• PROVIDED RECORDS:
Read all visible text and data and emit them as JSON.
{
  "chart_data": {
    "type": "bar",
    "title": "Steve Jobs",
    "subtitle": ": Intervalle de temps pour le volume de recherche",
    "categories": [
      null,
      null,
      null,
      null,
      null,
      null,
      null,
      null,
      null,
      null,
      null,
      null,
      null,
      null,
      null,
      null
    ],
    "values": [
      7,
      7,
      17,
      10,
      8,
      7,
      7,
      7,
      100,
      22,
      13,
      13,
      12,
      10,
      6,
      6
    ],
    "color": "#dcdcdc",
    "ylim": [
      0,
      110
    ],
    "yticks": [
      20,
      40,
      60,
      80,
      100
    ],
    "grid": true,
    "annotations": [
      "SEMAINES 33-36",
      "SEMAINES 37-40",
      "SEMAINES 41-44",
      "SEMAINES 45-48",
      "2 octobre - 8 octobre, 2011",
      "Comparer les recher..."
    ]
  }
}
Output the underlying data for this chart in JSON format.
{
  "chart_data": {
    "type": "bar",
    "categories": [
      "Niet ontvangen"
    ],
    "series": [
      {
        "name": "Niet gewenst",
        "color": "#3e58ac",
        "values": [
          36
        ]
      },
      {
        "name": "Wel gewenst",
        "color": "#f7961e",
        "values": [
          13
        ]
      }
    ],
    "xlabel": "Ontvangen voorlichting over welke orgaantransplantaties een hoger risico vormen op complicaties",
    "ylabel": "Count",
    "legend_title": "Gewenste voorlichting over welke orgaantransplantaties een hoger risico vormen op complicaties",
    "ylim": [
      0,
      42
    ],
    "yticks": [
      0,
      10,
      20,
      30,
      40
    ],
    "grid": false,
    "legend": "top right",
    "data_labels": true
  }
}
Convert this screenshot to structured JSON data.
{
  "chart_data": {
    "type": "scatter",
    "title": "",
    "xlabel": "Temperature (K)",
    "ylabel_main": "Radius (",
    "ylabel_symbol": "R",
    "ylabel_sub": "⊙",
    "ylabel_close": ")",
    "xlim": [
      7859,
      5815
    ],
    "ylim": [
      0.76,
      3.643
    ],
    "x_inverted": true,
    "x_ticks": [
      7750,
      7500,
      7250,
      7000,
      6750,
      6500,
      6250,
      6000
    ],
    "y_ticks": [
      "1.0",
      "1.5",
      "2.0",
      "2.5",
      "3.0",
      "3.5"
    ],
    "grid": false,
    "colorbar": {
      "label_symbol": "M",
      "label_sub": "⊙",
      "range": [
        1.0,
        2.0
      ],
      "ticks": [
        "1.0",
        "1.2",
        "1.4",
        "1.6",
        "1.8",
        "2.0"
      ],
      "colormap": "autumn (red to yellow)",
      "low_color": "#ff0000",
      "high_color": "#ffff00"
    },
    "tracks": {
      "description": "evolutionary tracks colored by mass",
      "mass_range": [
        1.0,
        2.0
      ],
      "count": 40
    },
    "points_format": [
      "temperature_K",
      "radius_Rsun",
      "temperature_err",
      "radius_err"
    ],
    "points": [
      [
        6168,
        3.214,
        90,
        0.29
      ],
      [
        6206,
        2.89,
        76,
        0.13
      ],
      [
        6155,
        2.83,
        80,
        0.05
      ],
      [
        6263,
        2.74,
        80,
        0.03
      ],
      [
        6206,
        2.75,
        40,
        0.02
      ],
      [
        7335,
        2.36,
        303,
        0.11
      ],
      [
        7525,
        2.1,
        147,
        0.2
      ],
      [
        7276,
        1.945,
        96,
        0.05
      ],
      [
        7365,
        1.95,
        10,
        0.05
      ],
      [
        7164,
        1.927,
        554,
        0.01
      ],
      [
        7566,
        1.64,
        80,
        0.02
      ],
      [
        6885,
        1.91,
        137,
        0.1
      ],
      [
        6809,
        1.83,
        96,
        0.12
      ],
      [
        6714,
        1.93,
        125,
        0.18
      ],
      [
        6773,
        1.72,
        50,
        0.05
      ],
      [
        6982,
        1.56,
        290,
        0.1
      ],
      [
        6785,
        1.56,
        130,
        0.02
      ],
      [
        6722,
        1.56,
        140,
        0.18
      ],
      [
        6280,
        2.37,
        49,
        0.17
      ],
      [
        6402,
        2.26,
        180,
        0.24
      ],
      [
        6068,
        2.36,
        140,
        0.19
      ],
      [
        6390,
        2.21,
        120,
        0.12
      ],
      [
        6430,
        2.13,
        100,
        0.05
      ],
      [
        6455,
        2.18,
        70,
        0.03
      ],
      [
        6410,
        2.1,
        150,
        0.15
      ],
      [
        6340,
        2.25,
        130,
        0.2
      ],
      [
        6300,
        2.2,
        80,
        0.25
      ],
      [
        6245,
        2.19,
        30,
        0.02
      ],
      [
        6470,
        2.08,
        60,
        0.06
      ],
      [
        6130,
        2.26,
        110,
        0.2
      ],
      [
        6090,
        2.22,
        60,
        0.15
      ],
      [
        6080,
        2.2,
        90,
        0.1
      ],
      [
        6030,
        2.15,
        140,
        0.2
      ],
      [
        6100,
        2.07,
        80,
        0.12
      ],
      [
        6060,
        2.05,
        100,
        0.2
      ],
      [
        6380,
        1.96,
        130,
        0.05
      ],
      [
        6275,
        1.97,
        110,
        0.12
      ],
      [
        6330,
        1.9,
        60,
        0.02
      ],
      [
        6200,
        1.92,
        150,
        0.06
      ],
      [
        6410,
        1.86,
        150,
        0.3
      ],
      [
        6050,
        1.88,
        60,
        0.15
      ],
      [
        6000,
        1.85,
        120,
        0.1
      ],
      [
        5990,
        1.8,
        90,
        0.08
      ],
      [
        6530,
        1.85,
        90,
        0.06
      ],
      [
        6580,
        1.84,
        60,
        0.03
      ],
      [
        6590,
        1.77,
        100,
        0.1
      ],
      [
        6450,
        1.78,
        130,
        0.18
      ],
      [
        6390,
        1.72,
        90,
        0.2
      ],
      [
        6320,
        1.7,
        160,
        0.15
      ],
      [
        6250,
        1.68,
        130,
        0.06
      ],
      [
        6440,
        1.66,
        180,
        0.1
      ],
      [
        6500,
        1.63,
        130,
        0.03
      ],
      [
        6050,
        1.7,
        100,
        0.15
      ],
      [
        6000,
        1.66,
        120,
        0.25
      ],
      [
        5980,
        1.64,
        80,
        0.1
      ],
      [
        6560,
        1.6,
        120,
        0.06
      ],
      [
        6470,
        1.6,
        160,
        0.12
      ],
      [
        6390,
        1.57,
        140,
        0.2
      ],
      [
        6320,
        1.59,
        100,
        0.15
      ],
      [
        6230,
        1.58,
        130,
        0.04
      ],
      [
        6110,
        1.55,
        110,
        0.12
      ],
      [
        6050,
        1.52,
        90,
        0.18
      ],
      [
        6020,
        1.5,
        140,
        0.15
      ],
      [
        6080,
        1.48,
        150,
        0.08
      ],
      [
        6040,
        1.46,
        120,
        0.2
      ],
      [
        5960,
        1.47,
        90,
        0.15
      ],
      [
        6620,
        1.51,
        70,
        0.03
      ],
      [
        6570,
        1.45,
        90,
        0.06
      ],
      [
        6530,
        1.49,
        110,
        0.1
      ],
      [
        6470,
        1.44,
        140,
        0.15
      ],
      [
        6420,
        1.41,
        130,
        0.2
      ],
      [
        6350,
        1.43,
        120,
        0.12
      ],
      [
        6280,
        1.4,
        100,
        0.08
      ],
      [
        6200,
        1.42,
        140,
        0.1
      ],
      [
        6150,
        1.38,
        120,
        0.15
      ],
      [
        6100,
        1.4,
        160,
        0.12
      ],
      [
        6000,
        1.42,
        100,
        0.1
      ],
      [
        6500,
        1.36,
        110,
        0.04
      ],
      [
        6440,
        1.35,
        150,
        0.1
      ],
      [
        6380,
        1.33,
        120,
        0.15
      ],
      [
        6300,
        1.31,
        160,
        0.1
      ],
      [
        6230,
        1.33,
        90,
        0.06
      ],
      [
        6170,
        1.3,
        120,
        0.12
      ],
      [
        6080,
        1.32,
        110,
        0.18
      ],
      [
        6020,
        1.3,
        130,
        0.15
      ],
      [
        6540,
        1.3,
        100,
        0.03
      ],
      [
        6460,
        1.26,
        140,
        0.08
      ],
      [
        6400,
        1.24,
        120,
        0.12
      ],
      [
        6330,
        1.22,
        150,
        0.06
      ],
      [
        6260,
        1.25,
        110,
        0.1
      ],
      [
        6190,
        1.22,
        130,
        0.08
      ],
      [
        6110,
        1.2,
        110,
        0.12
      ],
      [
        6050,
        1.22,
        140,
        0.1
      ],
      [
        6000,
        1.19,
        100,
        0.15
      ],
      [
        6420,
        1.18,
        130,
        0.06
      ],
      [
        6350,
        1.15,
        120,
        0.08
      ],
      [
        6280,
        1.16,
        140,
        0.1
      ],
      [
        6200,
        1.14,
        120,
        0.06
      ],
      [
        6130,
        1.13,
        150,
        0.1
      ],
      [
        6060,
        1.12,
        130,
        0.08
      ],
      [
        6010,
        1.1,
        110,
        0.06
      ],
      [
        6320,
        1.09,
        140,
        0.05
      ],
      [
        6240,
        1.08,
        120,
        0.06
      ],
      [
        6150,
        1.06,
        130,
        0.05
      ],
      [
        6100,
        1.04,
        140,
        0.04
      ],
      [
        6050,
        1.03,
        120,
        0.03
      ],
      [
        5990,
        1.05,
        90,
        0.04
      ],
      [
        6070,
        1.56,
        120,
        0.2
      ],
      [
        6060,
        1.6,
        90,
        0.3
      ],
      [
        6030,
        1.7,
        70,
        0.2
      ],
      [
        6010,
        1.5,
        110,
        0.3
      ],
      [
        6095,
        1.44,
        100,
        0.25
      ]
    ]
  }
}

• PROBLEM: Report back each line of the entries that holds the string "this".

• COMPLETED EXERCISE:
Output the underlying data for this chart in JSON format.
Convert this screenshot to structured JSON data.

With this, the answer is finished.